--- Begin ---

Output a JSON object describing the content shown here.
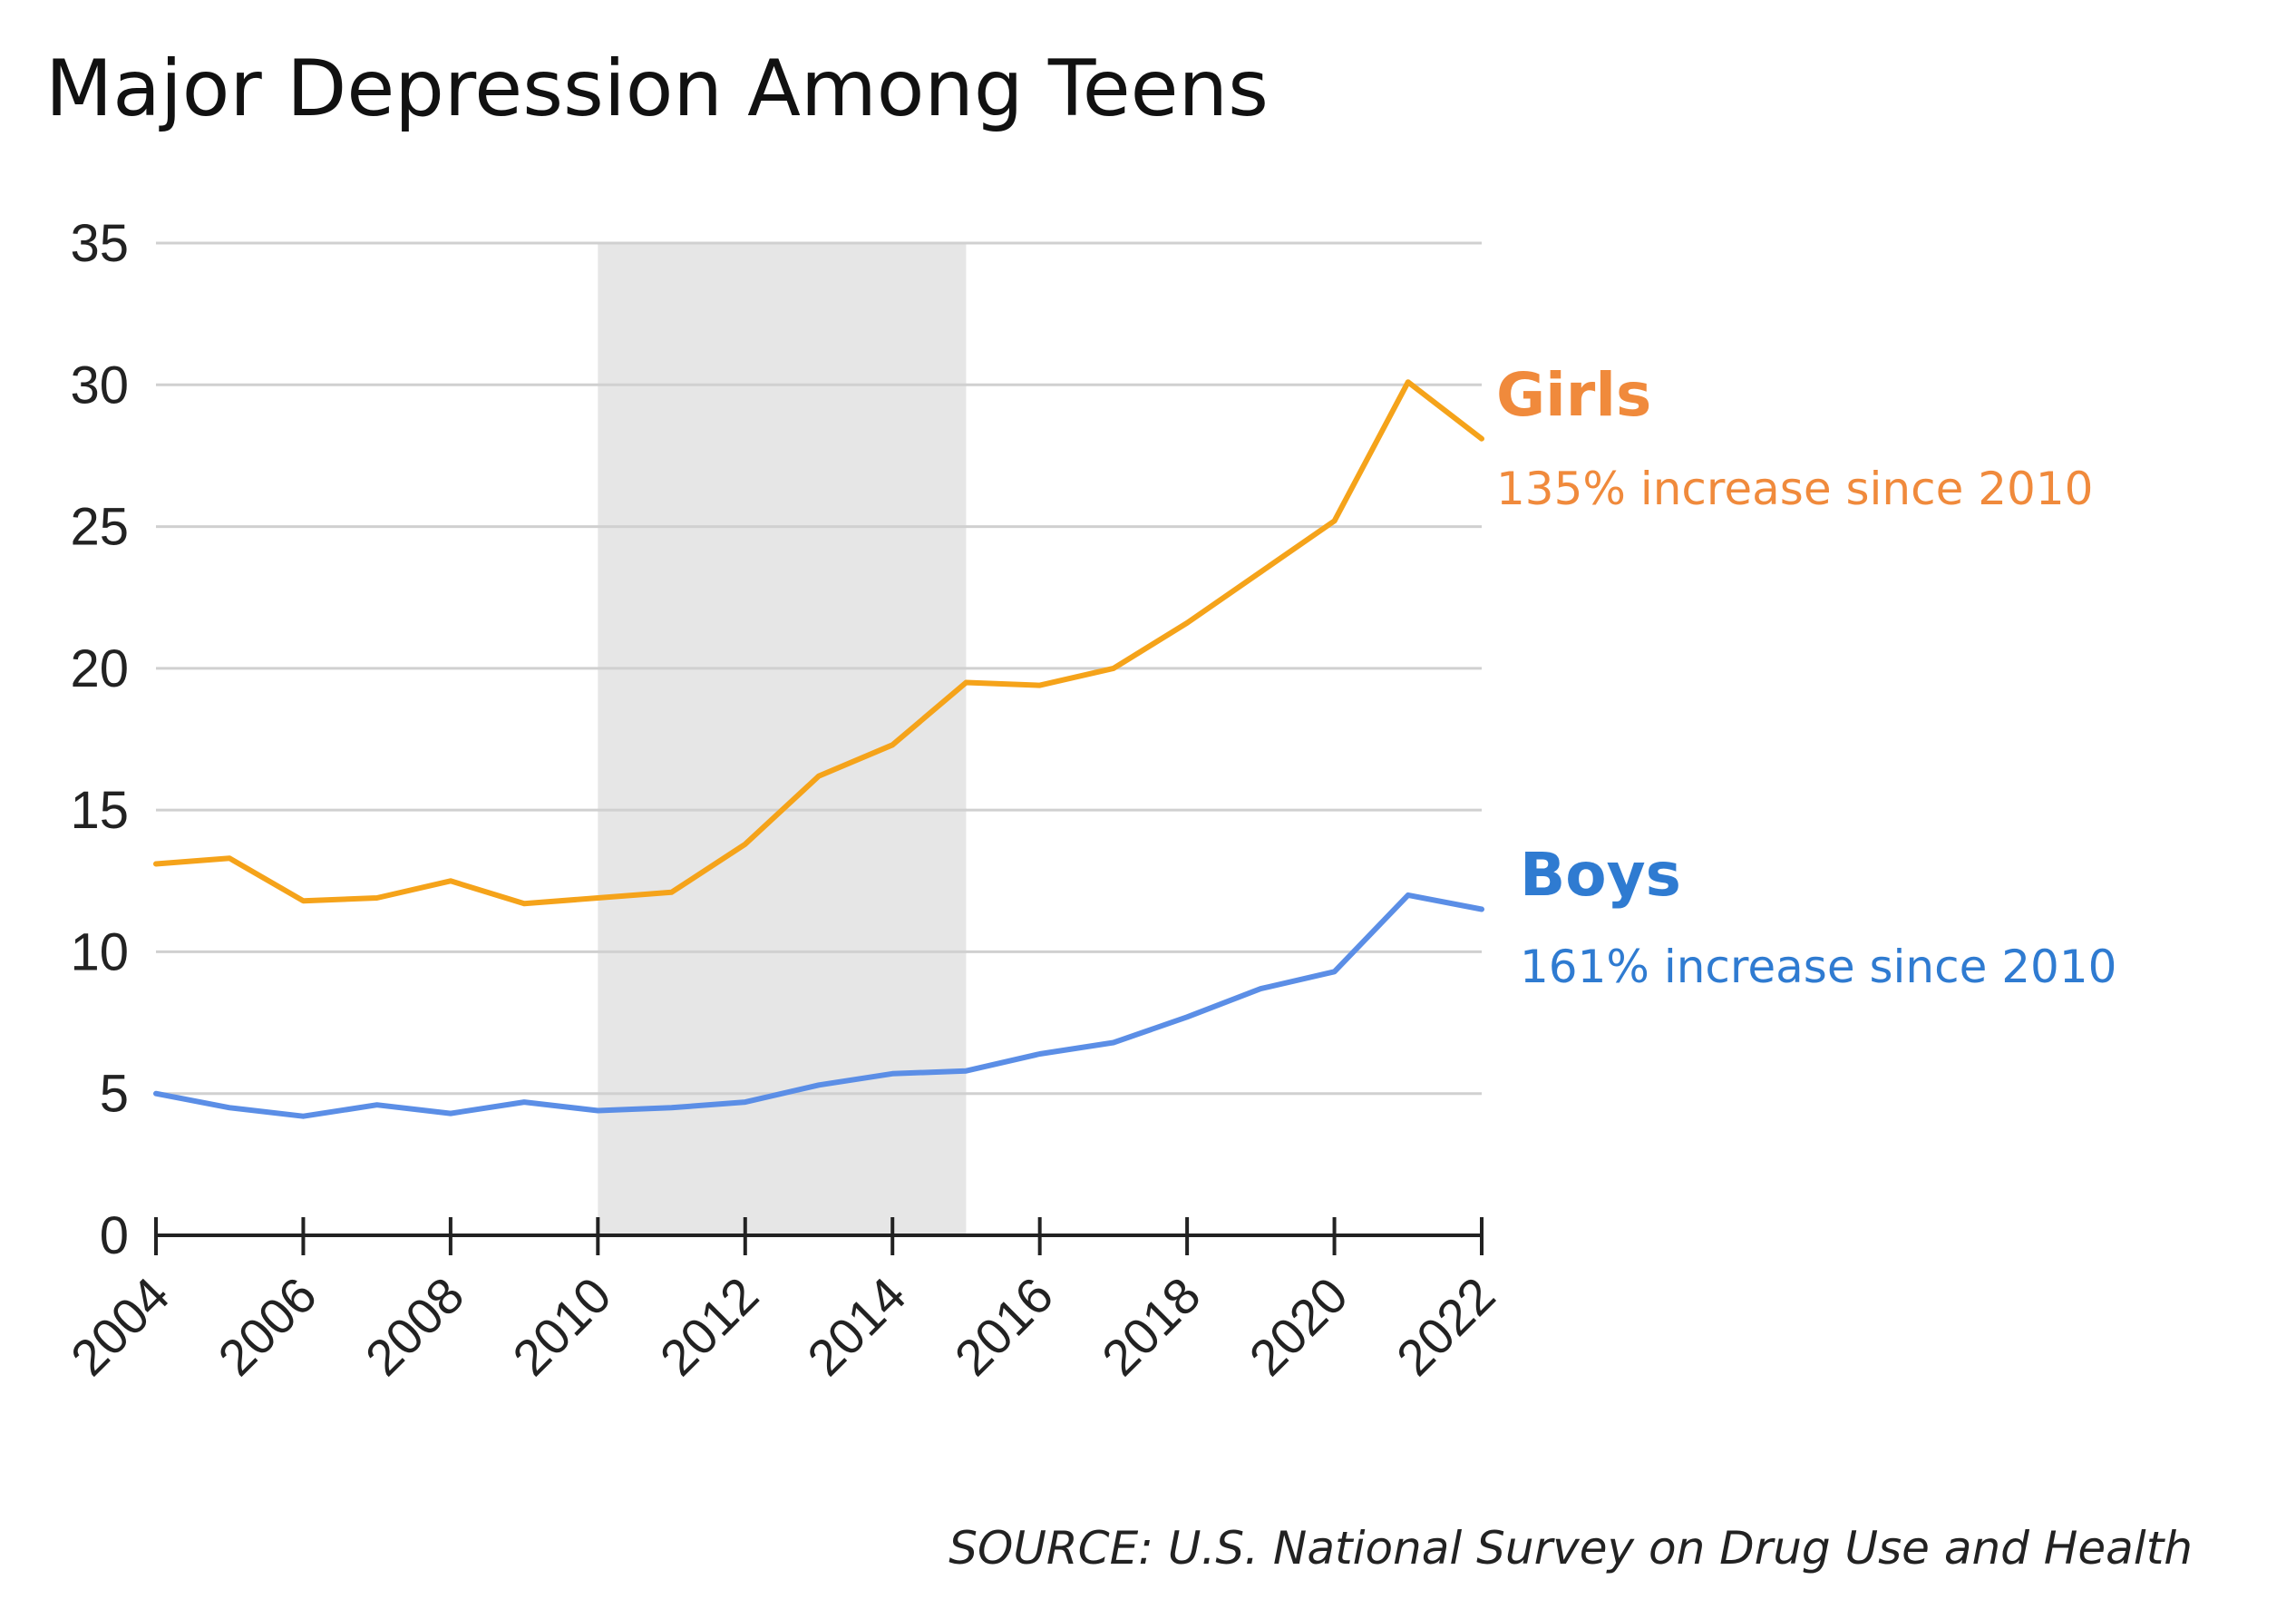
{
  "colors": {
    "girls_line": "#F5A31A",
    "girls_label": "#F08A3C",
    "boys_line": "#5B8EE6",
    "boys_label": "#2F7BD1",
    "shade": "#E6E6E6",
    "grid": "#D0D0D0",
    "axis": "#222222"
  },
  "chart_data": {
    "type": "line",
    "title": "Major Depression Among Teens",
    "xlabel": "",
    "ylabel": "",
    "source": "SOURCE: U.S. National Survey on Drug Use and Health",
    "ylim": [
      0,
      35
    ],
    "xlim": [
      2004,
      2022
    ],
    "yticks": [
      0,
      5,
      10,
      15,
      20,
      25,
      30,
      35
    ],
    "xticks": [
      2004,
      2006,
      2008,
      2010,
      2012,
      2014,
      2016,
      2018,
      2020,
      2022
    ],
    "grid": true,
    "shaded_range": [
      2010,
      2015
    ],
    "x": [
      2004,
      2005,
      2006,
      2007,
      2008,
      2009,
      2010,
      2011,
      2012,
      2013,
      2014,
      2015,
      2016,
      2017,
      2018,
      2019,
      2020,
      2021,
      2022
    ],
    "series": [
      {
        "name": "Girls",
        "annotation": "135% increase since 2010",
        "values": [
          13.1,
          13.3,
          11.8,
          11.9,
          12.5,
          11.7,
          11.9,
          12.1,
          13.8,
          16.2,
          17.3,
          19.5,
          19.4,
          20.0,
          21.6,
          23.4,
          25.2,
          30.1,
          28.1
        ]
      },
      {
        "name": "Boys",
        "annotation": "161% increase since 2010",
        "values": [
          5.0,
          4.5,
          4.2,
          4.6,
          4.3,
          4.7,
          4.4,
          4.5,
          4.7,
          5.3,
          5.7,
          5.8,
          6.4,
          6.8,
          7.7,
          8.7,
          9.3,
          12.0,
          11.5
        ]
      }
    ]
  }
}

--- End ---

### Given problem
Every entry above is to be set down exactly; the pictures are to be left out.

### Solution to this exercise
Output a JSON object describing the content shown here.
{
  "colors": {
    "girls_line": "#F5A31A",
    "girls_label": "#F08A3C",
    "boys_line": "#5B8EE6",
    "boys_label": "#2F7BD1",
    "shade": "#E6E6E6",
    "grid": "#D0D0D0",
    "axis": "#222222"
  },
  "chart_data": {
    "type": "line",
    "title": "Major Depression Among Teens",
    "xlabel": "",
    "ylabel": "",
    "source": "SOURCE: U.S. National Survey on Drug Use and Health",
    "ylim": [
      0,
      35
    ],
    "xlim": [
      2004,
      2022
    ],
    "yticks": [
      0,
      5,
      10,
      15,
      20,
      25,
      30,
      35
    ],
    "xticks": [
      2004,
      2006,
      2008,
      2010,
      2012,
      2014,
      2016,
      2018,
      2020,
      2022
    ],
    "grid": true,
    "shaded_range": [
      2010,
      2015
    ],
    "x": [
      2004,
      2005,
      2006,
      2007,
      2008,
      2009,
      2010,
      2011,
      2012,
      2013,
      2014,
      2015,
      2016,
      2017,
      2018,
      2019,
      2020,
      2021,
      2022
    ],
    "series": [
      {
        "name": "Girls",
        "annotation": "135% increase since 2010",
        "values": [
          13.1,
          13.3,
          11.8,
          11.9,
          12.5,
          11.7,
          11.9,
          12.1,
          13.8,
          16.2,
          17.3,
          19.5,
          19.4,
          20.0,
          21.6,
          23.4,
          25.2,
          30.1,
          28.1
        ]
      },
      {
        "name": "Boys",
        "annotation": "161% increase since 2010",
        "values": [
          5.0,
          4.5,
          4.2,
          4.6,
          4.3,
          4.7,
          4.4,
          4.5,
          4.7,
          5.3,
          5.7,
          5.8,
          6.4,
          6.8,
          7.7,
          8.7,
          9.3,
          12.0,
          11.5
        ]
      }
    ]
  }
}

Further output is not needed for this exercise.